**Data for processing**
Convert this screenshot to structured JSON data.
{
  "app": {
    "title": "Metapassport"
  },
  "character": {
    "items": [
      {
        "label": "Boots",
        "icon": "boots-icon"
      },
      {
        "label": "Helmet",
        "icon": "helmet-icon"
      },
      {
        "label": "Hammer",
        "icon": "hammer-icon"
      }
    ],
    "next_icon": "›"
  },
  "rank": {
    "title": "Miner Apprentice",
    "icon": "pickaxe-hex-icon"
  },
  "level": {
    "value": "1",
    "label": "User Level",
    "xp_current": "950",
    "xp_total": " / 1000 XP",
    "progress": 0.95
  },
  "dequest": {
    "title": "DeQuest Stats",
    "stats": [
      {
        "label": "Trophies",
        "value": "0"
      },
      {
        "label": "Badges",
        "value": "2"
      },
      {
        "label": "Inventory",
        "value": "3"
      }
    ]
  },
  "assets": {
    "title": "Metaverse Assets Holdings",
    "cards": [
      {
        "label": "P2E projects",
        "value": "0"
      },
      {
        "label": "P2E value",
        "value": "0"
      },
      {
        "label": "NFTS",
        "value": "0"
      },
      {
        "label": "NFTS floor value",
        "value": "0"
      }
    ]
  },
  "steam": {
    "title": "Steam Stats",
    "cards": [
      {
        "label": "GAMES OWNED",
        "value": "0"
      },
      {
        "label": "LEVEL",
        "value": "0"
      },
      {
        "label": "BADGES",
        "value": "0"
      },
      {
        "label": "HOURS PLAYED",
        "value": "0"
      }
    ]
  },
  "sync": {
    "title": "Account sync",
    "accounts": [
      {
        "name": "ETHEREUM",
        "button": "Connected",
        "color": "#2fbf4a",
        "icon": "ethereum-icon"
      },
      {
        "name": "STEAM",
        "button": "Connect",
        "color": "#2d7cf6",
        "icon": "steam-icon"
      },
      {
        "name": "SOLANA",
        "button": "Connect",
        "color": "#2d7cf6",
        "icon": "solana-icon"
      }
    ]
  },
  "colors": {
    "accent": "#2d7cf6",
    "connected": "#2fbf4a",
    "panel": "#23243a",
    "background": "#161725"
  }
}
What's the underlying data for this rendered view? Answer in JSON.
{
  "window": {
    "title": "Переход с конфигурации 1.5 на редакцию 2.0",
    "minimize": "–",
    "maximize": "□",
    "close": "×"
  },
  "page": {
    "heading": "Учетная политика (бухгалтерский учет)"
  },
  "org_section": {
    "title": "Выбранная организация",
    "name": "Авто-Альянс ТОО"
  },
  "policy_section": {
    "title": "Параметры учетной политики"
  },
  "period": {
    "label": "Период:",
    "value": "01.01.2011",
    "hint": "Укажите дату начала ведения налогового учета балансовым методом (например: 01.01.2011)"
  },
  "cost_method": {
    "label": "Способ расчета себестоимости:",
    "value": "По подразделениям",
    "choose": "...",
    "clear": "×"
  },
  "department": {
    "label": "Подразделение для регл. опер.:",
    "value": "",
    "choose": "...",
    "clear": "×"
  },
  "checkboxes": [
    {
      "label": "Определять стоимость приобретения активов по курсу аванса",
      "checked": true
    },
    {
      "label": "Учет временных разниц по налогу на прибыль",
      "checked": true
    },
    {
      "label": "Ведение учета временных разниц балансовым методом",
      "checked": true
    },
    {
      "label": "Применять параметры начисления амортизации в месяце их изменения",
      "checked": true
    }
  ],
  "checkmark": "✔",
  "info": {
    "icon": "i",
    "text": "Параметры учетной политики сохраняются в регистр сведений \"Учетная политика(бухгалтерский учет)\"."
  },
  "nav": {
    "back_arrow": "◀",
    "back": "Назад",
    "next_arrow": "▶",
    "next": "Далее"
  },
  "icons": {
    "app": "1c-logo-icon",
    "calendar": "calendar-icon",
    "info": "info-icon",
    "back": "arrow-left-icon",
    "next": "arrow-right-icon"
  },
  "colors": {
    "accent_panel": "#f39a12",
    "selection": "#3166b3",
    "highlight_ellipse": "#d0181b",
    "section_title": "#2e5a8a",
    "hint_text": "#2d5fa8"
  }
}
* * *
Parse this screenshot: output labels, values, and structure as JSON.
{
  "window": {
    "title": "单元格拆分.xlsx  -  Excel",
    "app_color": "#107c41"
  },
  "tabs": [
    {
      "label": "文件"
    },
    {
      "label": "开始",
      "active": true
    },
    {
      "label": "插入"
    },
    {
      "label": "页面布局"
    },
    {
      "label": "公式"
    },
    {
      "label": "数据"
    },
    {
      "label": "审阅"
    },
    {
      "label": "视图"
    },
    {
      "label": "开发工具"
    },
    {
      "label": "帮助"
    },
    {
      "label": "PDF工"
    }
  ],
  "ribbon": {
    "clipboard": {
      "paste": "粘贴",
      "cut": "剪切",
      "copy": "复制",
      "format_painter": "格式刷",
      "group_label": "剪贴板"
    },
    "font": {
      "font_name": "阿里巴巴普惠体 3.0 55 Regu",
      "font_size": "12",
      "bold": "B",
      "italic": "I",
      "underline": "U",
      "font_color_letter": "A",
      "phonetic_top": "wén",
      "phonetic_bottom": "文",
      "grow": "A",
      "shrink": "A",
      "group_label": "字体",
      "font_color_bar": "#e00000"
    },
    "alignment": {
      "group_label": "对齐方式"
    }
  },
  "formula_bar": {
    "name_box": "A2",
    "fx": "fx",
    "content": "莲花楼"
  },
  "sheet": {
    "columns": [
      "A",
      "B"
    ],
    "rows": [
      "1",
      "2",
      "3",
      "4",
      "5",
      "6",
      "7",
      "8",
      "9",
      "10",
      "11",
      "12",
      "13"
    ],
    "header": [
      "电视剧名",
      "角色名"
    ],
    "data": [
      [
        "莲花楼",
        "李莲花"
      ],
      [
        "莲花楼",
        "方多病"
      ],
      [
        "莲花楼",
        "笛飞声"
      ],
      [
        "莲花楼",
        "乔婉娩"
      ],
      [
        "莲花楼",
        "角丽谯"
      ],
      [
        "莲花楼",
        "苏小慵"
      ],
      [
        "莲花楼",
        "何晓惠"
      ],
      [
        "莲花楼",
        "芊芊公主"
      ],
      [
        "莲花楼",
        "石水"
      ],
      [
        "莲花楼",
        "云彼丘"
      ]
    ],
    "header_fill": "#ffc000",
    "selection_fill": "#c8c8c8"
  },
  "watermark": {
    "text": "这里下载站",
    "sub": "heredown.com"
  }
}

**Task goal**
Collect every line above that contains the word "this".

**Output below**
Convert this screenshot to structured JSON data.
What's the underlying data for this rendered view? Answer in JSON.
Parse this screenshot: output labels, values, and structure as JSON.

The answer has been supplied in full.